Of the lines below, count those containing the word "Sécurité". Reply with the number alone.

-- Begin RECORDED INFORMATION --

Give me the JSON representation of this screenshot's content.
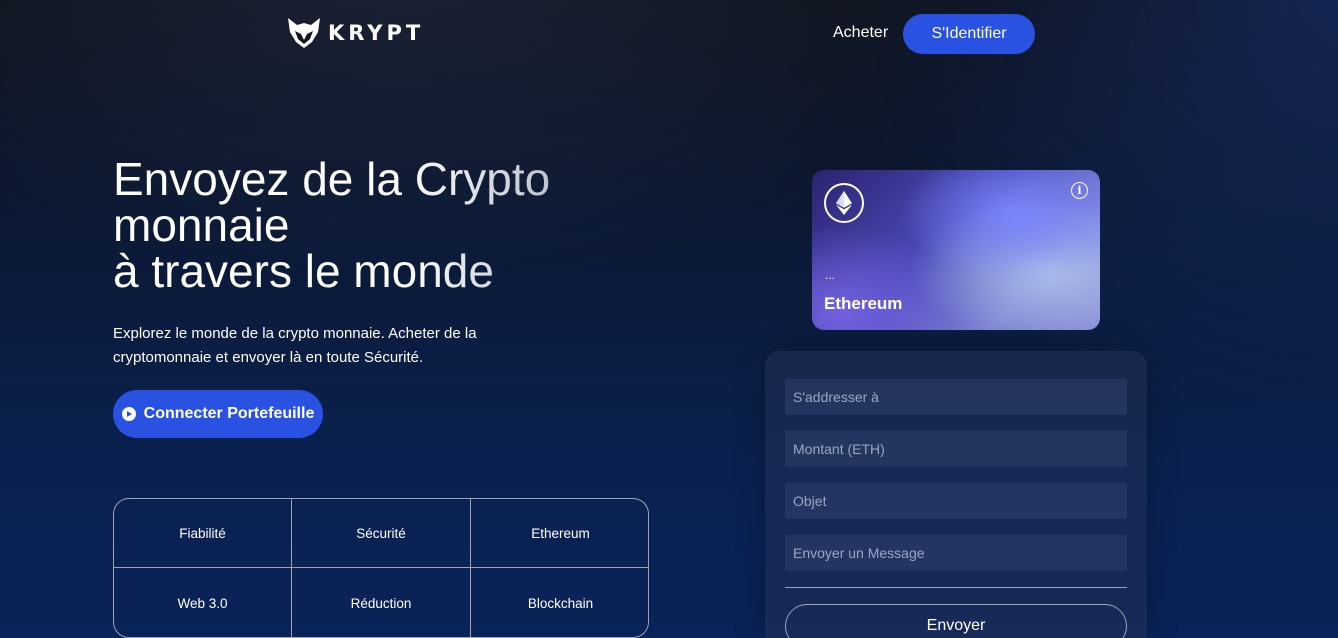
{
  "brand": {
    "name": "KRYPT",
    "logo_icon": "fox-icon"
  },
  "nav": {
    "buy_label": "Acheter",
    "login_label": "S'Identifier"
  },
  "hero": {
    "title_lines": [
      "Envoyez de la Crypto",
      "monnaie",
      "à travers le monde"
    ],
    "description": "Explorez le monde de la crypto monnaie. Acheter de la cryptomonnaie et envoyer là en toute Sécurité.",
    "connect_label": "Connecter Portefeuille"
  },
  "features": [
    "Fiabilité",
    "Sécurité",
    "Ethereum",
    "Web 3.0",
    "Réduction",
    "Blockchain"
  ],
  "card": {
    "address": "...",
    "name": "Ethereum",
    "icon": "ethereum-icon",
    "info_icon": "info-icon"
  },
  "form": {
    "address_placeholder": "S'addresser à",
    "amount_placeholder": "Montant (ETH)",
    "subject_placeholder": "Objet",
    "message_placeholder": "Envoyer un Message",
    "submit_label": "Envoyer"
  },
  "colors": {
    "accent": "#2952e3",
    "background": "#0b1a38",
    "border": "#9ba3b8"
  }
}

-- End RECORDED INFORMATION --
-- Begin RECORDED INFORMATION --

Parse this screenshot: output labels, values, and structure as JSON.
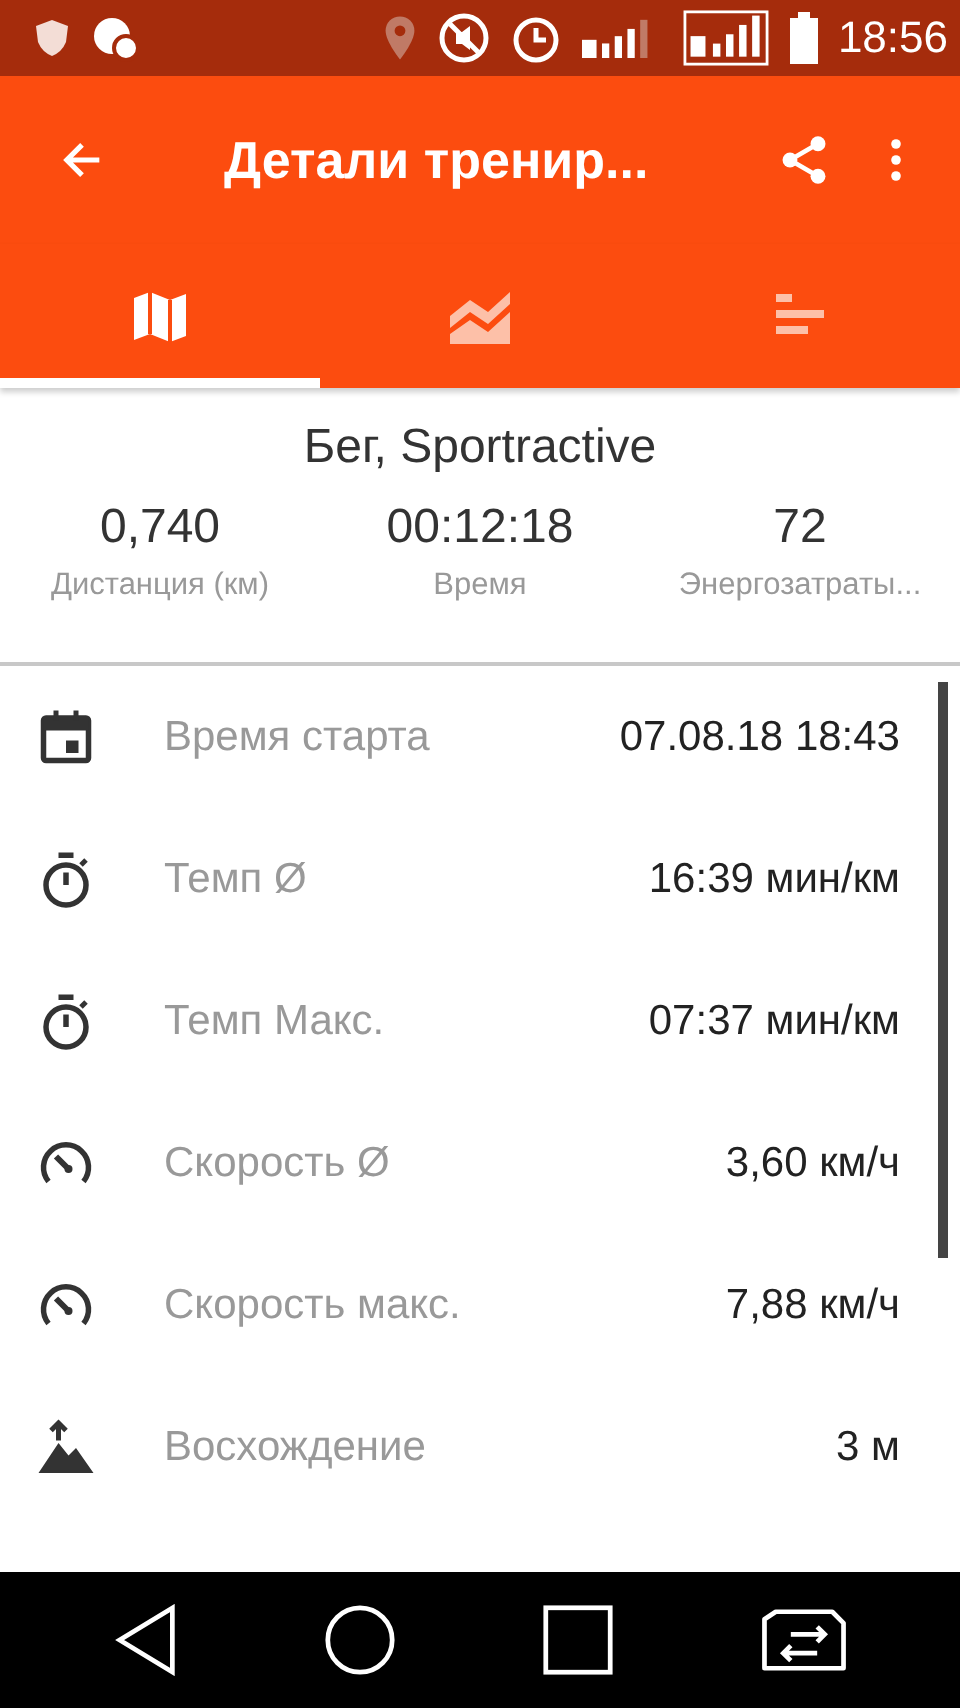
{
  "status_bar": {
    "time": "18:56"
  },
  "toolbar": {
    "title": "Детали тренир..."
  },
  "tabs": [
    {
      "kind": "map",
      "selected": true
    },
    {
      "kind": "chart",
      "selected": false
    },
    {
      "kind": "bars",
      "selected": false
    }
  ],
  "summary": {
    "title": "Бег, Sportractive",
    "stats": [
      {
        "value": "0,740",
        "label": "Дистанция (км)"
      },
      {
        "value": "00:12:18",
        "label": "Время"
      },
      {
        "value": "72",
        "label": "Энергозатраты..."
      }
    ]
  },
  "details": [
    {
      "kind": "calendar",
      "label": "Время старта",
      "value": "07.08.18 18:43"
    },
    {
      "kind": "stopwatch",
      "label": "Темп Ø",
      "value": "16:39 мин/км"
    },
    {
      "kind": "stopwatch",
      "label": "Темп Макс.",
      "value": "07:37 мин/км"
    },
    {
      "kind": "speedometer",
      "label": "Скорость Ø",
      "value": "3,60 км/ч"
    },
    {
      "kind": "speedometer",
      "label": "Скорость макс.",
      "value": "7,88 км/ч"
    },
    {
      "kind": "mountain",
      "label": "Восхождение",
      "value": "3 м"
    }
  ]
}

-- End RECORDED INFORMATION --

RESULT FOR THIS TASK:
2